Repeat the whole listing exactly.
━━ MATERIAL TO PROCESS ━━
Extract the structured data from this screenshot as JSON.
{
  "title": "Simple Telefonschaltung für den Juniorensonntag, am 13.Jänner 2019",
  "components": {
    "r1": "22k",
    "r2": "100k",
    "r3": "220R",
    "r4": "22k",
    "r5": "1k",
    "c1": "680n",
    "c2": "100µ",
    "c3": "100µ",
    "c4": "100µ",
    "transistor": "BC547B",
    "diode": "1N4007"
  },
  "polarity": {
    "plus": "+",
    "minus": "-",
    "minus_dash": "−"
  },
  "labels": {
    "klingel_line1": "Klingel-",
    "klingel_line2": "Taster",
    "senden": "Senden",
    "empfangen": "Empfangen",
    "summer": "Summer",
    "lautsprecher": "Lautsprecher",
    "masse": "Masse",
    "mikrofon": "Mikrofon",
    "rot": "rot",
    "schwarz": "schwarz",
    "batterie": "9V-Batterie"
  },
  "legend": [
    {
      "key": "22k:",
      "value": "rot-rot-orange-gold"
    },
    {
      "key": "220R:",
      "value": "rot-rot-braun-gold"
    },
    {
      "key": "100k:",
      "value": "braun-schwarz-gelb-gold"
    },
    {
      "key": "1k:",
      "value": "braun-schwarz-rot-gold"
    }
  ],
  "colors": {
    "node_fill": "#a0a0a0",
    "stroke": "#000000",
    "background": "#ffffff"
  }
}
━━━
● RESULT
Extract the structured data from this screenshot as JSON.
{
  "title": "Simple Telefonschaltung für den Juniorensonntag, am 13.Jänner 2019",
  "components": {
    "r1": "22k",
    "r2": "100k",
    "r3": "220R",
    "r4": "22k",
    "r5": "1k",
    "c1": "680n",
    "c2": "100µ",
    "c3": "100µ",
    "c4": "100µ",
    "transistor": "BC547B",
    "diode": "1N4007"
  },
  "polarity": {
    "plus": "+",
    "minus": "-",
    "minus_dash": "−"
  },
  "labels": {
    "klingel_line1": "Klingel-",
    "klingel_line2": "Taster",
    "senden": "Senden",
    "empfangen": "Empfangen",
    "summer": "Summer",
    "lautsprecher": "Lautsprecher",
    "masse": "Masse",
    "mikrofon": "Mikrofon",
    "rot": "rot",
    "schwarz": "schwarz",
    "batterie": "9V-Batterie"
  },
  "legend": [
    {
      "key": "22k:",
      "value": "rot-rot-orange-gold"
    },
    {
      "key": "220R:",
      "value": "rot-rot-braun-gold"
    },
    {
      "key": "100k:",
      "value": "braun-schwarz-gelb-gold"
    },
    {
      "key": "1k:",
      "value": "braun-schwarz-rot-gold"
    }
  ],
  "colors": {
    "node_fill": "#a0a0a0",
    "stroke": "#000000",
    "background": "#ffffff"
  }
}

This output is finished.